■ SET EXERCISE
With the pictures left out, copy the listing below exactly.

■ ENTRIES SHOWN

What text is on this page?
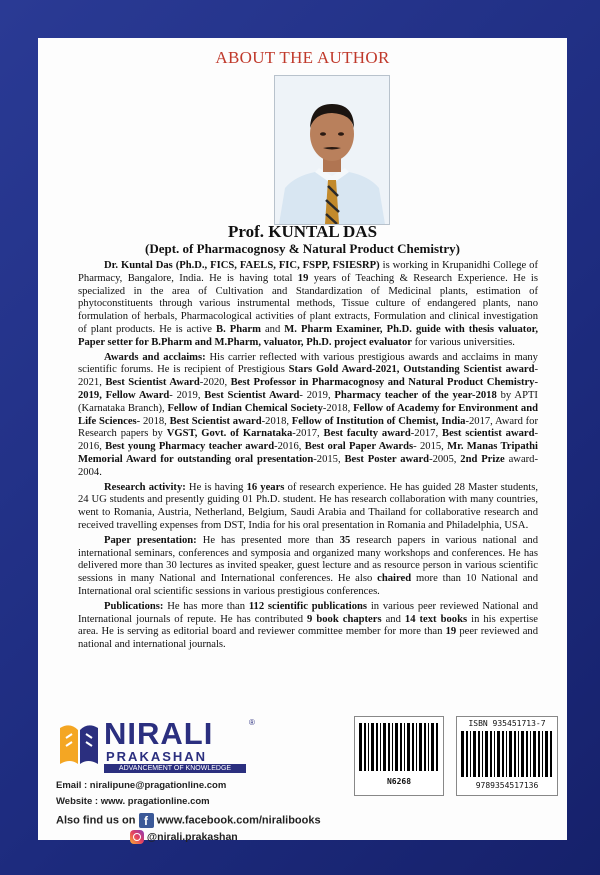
ABOUT THE AUTHOR
Prof. KUNTAL DAS
(Dept. of Pharmacognosy & Natural Product Chemistry)

Dr. Kuntal Das (Ph.D., FICS, FAELS, FIC, FSPP, FSIESRP) is working in Krupanidhi College of Pharmacy, Bangalore, India. He is having total 19 years of Teaching & Research Experience. He is specialized in the area of Cultivation and Standardization of Medicinal plants, estimation of phytoconstituents through various instrumental methods, Tissue culture of endangered plants, nano formulation of herbals, Pharmacological activities of plant extracts, Formulation and clinical investigation of plant products. He is active B. Pharm and M. Pharm Examiner, Ph.D. guide with thesis valuator, Paper setter for B.Pharm and M.Pharm, valuator, Ph.D. project evaluator for various universities.

Awards and acclaims: His carrier reflected with various prestigious awards and acclaims in many scientific forums. He is recipient of Prestigious Stars Gold Award-2021, Outstanding Scientist award-2021, Best Scientist Award-2020, Best Professor in Pharmacognosy and Natural Product Chemistry-2019, Fellow Award- 2019, Best Scientist Award- 2019, Pharmacy teacher of the year-2018 by APTI (Karnataka Branch), Fellow of Indian Chemical Society-2018, Fellow of Academy for Environment and Life Sciences- 2018, Best Scientist award-2018, Fellow of Institution of Chemist, India-2017, Award for Research papers by VGST, Govt. of Karnataka-2017, Best faculty award-2017, Best scientist award-2016, Best young Pharmacy teacher award-2016, Best oral Paper Awards- 2015, Mr. Manas Tripathi Memorial Award for outstanding oral presentation-2015, Best Poster award-2005, 2nd Prize award-2004.

Research activity: He is having 16 years of research experience. He has guided 28 Master students, 24 UG students and presently guiding 01 Ph.D. student. He has research collaboration with many countries, went to Romania, Austria, Netherland, Belgium, Saudi Arabia and Thailand for collaborative research and received travelling expenses from DST, India for his oral presentation in Romania and Philadelphia, USA.

Paper presentation: He has presented more than 35 research papers in various national and international seminars, conferences and symposia and organized many workshops and conferences. He has delivered more than 30 lectures as invited speaker, guest lecture and as resource person in various scientific sessions in many National and International conferences. He also chaired more than 10 National and International oral scientific sessions in various prestigious conferences.

Publications: He has more than 112 scientific publications in various peer reviewed National and International journals of repute. He has contributed 9 book chapters and 14 text books in his expertise area. He is serving as editorial board and reviewer committee member for more than 19 peer reviewed and national and international journals.

NIRALI	®
PRAKASHAN
ADVANCEMENT OF KNOWLEDGE
Email : niralipune@pragationline.com
Website : www. pragationline.com
Also find us on f www.facebook.com/niralibooks
@nirali.prakashan
N6268
ISBN 935451713-7
9789354517136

■ SOLUTION FOR THIS EXERCISE
What text is on this page?
ABOUT THE AUTHOR
Prof. KUNTAL DAS
(Dept. of Pharmacognosy & Natural Product Chemistry)

Dr. Kuntal Das (Ph.D., FICS, FAELS, FIC, FSPP, FSIESRP) is working in Krupanidhi College of Pharmacy, Bangalore, India. He is having total 19 years of Teaching & Research Experience. He is specialized in the area of Cultivation and Standardization of Medicinal plants, estimation of phytoconstituents through various instrumental methods, Tissue culture of endangered plants, nano formulation of herbals, Pharmacological activities of plant extracts, Formulation and clinical investigation of plant products. He is active B. Pharm and M. Pharm Examiner, Ph.D. guide with thesis valuator, Paper setter for B.Pharm and M.Pharm, valuator, Ph.D. project evaluator for various universities.

Awards and acclaims: His carrier reflected with various prestigious awards and acclaims in many scientific forums. He is recipient of Prestigious Stars Gold Award-2021, Outstanding Scientist award-2021, Best Scientist Award-2020, Best Professor in Pharmacognosy and Natural Product Chemistry-2019, Fellow Award- 2019, Best Scientist Award- 2019, Pharmacy teacher of the year-2018 by APTI (Karnataka Branch), Fellow of Indian Chemical Society-2018, Fellow of Academy for Environment and Life Sciences- 2018, Best Scientist award-2018, Fellow of Institution of Chemist, India-2017, Award for Research papers by VGST, Govt. of Karnataka-2017, Best faculty award-2017, Best scientist award-2016, Best young Pharmacy teacher award-2016, Best oral Paper Awards- 2015, Mr. Manas Tripathi Memorial Award for outstanding oral presentation-2015, Best Poster award-2005, 2nd Prize award-2004.

Research activity: He is having 16 years of research experience. He has guided 28 Master students, 24 UG students and presently guiding 01 Ph.D. student. He has research collaboration with many countries, went to Romania, Austria, Netherland, Belgium, Saudi Arabia and Thailand for collaborative research and received travelling expenses from DST, India for his oral presentation in Romania and Philadelphia, USA.

Paper presentation: He has presented more than 35 research papers in various national and international seminars, conferences and symposia and organized many workshops and conferences. He has delivered more than 30 lectures as invited speaker, guest lecture and as resource person in various scientific sessions in many National and International conferences. He also chaired more than 10 National and International oral scientific sessions in various prestigious conferences.

Publications: He has more than 112 scientific publications in various peer reviewed National and International journals of repute. He has contributed 9 book chapters and 14 text books in his expertise area. He is serving as editorial board and reviewer committee member for more than 19 peer reviewed and national and international journals.

NIRALI	®
PRAKASHAN
ADVANCEMENT OF KNOWLEDGE
Email : niralipune@pragationline.com
Website : www. pragationline.com
Also find us on f www.facebook.com/niralibooks
@nirali.prakashan
N6268
ISBN 935451713-7
9789354517136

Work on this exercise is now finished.